What you need to do: Write out the listing in full, matching it word for word.

Records to process:
--

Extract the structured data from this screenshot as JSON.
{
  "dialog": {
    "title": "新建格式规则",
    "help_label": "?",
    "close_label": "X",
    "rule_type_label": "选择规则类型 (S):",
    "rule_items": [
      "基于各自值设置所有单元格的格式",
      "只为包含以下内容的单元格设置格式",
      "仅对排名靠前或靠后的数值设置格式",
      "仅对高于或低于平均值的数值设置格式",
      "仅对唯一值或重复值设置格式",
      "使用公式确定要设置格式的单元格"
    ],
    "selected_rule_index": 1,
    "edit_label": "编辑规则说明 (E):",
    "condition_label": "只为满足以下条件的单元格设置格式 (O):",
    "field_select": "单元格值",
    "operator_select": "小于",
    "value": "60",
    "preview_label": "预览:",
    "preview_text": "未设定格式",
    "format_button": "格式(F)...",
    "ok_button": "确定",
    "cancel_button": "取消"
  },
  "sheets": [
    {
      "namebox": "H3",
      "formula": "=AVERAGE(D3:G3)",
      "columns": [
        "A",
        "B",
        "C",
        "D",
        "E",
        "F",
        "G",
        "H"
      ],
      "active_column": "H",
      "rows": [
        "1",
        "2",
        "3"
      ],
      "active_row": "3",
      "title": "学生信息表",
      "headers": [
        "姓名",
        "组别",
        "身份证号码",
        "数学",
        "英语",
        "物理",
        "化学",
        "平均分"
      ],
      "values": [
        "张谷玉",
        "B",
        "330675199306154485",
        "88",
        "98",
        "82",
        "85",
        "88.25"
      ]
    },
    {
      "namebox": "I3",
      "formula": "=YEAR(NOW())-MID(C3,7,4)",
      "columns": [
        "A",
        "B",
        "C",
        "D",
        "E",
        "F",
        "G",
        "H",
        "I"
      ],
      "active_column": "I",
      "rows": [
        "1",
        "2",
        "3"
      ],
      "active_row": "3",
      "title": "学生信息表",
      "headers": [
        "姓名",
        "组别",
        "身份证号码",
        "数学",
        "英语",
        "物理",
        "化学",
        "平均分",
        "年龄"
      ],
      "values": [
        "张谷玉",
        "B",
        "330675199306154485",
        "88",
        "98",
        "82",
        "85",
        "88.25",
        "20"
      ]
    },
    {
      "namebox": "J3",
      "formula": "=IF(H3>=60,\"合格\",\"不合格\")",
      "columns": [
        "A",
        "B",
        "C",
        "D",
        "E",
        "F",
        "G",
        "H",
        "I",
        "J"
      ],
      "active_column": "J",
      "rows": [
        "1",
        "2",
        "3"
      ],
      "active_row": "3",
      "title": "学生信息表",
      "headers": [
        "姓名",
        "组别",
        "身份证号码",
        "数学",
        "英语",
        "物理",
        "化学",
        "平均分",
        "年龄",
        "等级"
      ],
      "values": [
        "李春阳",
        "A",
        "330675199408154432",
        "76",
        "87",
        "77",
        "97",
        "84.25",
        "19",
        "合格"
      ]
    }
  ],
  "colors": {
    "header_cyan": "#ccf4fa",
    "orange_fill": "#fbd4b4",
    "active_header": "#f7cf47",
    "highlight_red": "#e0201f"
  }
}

--

Problem solution:
Extract the structured data from this screenshot as JSON.
{
  "dialog": {
    "title": "新建格式规则",
    "help_label": "?",
    "close_label": "X",
    "rule_type_label": "选择规则类型 (S):",
    "rule_items": [
      "基于各自值设置所有单元格的格式",
      "只为包含以下内容的单元格设置格式",
      "仅对排名靠前或靠后的数值设置格式",
      "仅对高于或低于平均值的数值设置格式",
      "仅对唯一值或重复值设置格式",
      "使用公式确定要设置格式的单元格"
    ],
    "selected_rule_index": 1,
    "edit_label": "编辑规则说明 (E):",
    "condition_label": "只为满足以下条件的单元格设置格式 (O):",
    "field_select": "单元格值",
    "operator_select": "小于",
    "value": "60",
    "preview_label": "预览:",
    "preview_text": "未设定格式",
    "format_button": "格式(F)...",
    "ok_button": "确定",
    "cancel_button": "取消"
  },
  "sheets": [
    {
      "namebox": "H3",
      "formula": "=AVERAGE(D3:G3)",
      "columns": [
        "A",
        "B",
        "C",
        "D",
        "E",
        "F",
        "G",
        "H"
      ],
      "active_column": "H",
      "rows": [
        "1",
        "2",
        "3"
      ],
      "active_row": "3",
      "title": "学生信息表",
      "headers": [
        "姓名",
        "组别",
        "身份证号码",
        "数学",
        "英语",
        "物理",
        "化学",
        "平均分"
      ],
      "values": [
        "张谷玉",
        "B",
        "330675199306154485",
        "88",
        "98",
        "82",
        "85",
        "88.25"
      ]
    },
    {
      "namebox": "I3",
      "formula": "=YEAR(NOW())-MID(C3,7,4)",
      "columns": [
        "A",
        "B",
        "C",
        "D",
        "E",
        "F",
        "G",
        "H",
        "I"
      ],
      "active_column": "I",
      "rows": [
        "1",
        "2",
        "3"
      ],
      "active_row": "3",
      "title": "学生信息表",
      "headers": [
        "姓名",
        "组别",
        "身份证号码",
        "数学",
        "英语",
        "物理",
        "化学",
        "平均分",
        "年龄"
      ],
      "values": [
        "张谷玉",
        "B",
        "330675199306154485",
        "88",
        "98",
        "82",
        "85",
        "88.25",
        "20"
      ]
    },
    {
      "namebox": "J3",
      "formula": "=IF(H3>=60,\"合格\",\"不合格\")",
      "columns": [
        "A",
        "B",
        "C",
        "D",
        "E",
        "F",
        "G",
        "H",
        "I",
        "J"
      ],
      "active_column": "J",
      "rows": [
        "1",
        "2",
        "3"
      ],
      "active_row": "3",
      "title": "学生信息表",
      "headers": [
        "姓名",
        "组别",
        "身份证号码",
        "数学",
        "英语",
        "物理",
        "化学",
        "平均分",
        "年龄",
        "等级"
      ],
      "values": [
        "李春阳",
        "A",
        "330675199408154432",
        "76",
        "87",
        "77",
        "97",
        "84.25",
        "19",
        "合格"
      ]
    }
  ],
  "colors": {
    "header_cyan": "#ccf4fa",
    "orange_fill": "#fbd4b4",
    "active_header": "#f7cf47",
    "highlight_red": "#e0201f"
  }
}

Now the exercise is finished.